**Given instruction:**
Copy every line that holds "https".

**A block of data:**
_ _ _ _ _
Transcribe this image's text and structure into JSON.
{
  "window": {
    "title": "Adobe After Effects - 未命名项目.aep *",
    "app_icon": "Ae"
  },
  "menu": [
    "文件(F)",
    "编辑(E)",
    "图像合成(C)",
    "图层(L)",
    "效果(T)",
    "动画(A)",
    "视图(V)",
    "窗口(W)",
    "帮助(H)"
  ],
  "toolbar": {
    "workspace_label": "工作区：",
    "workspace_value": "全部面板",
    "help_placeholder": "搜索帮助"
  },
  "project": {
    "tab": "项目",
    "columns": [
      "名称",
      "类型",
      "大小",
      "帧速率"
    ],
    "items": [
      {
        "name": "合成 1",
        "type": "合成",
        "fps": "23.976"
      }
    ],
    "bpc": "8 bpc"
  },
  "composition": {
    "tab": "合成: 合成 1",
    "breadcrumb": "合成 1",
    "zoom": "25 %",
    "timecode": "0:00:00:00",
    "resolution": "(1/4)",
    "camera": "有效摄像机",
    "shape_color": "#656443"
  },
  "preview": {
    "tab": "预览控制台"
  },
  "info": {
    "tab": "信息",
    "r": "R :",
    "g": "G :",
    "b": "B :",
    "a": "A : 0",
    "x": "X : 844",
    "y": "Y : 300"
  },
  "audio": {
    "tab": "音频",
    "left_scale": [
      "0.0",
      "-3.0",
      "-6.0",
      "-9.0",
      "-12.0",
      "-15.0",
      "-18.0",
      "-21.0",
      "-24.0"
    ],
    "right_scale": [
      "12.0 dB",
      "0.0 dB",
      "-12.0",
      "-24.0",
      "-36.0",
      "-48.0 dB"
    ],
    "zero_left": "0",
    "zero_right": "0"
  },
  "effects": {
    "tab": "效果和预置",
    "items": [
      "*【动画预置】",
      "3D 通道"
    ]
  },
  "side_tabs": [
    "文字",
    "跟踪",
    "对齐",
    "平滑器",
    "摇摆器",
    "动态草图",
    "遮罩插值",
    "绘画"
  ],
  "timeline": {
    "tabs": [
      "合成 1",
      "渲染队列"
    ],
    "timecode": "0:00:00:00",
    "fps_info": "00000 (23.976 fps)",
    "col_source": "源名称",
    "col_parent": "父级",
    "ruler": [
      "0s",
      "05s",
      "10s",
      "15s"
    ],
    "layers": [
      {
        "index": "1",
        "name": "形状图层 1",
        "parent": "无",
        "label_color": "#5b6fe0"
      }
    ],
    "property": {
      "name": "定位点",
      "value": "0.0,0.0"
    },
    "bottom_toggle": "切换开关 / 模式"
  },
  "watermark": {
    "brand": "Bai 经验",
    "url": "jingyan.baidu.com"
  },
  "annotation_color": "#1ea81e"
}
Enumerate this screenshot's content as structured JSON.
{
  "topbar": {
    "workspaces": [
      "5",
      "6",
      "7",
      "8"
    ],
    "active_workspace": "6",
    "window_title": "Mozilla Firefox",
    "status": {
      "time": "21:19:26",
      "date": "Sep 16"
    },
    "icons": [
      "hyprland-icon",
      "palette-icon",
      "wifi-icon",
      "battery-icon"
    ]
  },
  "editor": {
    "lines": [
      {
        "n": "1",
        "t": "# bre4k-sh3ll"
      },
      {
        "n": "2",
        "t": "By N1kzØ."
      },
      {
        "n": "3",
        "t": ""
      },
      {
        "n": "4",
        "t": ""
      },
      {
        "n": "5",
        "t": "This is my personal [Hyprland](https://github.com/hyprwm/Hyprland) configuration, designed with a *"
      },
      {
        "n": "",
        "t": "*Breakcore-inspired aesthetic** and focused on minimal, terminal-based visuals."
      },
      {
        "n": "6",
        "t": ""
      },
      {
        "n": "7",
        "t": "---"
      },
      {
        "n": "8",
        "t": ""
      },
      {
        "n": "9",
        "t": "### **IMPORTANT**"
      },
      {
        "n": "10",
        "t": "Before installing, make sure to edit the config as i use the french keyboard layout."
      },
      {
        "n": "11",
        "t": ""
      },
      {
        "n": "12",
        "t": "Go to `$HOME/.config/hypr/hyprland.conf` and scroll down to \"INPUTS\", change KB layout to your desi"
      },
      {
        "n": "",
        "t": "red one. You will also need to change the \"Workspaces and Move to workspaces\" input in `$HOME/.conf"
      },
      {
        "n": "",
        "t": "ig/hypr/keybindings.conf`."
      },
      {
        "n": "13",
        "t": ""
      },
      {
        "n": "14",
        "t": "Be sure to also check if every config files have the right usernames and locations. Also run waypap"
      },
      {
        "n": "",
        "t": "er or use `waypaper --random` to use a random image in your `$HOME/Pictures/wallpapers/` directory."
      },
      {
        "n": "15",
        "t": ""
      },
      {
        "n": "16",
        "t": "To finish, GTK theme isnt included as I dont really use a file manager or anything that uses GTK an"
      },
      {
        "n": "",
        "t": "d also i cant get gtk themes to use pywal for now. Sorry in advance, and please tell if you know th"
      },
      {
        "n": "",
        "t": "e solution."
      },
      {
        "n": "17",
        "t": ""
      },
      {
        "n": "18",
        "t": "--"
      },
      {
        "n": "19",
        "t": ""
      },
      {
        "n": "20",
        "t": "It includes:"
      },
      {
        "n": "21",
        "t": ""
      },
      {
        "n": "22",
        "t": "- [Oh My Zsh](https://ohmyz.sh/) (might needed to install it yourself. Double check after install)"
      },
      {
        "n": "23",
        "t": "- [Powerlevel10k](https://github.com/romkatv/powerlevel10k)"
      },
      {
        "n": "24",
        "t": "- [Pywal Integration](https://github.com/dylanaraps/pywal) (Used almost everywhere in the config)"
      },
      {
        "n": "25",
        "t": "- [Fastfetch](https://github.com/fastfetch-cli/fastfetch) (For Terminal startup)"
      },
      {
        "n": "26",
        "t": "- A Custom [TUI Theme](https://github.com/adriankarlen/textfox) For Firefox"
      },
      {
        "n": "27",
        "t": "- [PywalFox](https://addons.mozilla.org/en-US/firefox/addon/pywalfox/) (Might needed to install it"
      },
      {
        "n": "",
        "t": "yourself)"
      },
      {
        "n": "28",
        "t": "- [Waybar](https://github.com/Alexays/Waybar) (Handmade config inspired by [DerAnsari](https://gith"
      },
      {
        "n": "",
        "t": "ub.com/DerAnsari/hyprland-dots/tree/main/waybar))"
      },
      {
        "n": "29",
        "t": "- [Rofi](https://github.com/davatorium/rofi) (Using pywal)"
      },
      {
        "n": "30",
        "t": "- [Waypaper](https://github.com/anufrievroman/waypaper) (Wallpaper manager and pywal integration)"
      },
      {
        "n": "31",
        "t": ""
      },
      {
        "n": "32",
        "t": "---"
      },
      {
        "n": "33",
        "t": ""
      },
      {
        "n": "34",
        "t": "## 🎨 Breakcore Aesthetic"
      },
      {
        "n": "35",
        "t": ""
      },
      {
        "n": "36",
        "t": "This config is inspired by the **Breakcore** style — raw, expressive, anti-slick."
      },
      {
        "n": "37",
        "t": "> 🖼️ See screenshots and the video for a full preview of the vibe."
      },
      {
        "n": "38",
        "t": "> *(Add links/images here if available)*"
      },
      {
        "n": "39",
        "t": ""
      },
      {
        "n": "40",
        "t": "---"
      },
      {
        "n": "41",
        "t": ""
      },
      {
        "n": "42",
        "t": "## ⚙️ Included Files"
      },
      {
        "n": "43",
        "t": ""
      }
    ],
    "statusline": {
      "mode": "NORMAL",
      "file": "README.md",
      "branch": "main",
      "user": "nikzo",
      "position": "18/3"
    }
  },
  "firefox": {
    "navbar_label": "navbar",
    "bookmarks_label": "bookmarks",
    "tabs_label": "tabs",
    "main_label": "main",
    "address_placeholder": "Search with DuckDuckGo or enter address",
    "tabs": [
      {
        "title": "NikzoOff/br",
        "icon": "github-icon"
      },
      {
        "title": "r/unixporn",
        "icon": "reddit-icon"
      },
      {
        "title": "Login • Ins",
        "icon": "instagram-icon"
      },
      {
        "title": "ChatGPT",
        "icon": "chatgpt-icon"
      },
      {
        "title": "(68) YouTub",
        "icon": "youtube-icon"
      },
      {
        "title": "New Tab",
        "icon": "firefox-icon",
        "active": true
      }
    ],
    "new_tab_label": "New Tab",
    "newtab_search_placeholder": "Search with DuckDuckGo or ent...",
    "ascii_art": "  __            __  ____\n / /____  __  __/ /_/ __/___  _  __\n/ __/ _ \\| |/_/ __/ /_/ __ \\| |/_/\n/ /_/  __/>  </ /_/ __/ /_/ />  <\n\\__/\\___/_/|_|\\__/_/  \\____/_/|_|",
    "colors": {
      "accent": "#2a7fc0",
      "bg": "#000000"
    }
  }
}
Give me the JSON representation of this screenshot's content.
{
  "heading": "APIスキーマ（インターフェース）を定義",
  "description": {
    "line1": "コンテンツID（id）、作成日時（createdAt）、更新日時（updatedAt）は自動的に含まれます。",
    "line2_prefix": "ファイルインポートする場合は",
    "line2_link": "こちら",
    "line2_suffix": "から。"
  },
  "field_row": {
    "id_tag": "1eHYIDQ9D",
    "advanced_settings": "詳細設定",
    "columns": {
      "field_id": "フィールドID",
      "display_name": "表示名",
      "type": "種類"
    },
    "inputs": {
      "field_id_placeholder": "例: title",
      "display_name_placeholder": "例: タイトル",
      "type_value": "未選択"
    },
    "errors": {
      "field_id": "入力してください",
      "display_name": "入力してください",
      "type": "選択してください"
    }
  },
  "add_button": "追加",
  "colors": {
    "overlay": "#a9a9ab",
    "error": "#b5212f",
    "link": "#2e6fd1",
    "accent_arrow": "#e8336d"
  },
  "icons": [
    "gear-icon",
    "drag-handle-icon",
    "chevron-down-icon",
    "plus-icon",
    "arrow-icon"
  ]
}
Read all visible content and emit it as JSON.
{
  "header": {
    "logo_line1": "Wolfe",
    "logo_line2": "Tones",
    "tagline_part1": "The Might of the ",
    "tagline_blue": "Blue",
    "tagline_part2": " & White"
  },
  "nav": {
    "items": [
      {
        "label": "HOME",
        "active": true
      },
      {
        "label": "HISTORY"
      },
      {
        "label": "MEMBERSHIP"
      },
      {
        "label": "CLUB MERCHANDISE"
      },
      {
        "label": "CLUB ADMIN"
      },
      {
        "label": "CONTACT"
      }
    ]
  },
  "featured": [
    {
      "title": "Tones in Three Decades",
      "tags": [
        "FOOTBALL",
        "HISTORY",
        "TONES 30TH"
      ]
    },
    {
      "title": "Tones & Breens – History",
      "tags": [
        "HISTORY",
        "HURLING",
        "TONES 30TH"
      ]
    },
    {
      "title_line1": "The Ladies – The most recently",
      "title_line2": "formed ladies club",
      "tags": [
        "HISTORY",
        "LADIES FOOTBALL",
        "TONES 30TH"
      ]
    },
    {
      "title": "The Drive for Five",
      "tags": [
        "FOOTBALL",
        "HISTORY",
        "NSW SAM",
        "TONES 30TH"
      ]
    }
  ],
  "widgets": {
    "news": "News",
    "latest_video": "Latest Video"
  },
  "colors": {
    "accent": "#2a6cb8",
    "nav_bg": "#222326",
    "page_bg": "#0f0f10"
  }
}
_ _ _ _ _
**Exercise answer:**
        "t": "This is my personal [Hyprland](https://github.com/hyprwm/Hyprland) configuration, designed with a *"
        "t": "- [Oh My Zsh](https://ohmyz.sh/) (might needed to install it yourself. Double check after install)"
        "t": "- [Powerlevel10k](https://github.com/romkatv/powerlevel10k)"
        "t": "- [Pywal Integration](https://github.com/dylanaraps/pywal) (Used almost everywhere in the config)"
        "t": "- [Fastfetch](https://github.com/fastfetch-cli/fastfetch) (For Terminal startup)"
        "t": "- A Custom [TUI Theme](https://github.com/adriankarlen/textfox) For Firefox"
        "t": "- [PywalFox](https://addons.mozilla.org/en-US/firefox/addon/pywalfox/) (Might needed to install it"
        "t": "- [Waybar](https://github.com/Alexays/Waybar) (Handmade config inspired by [DerAnsari](https://gith"
        "t": "- [Rofi](https://github.com/davatorium/rofi) (Using pywal)"
        "t": "- [Waypaper](https://github.com/anufrievroman/waypaper) (Wallpaper manager and pywal integration)"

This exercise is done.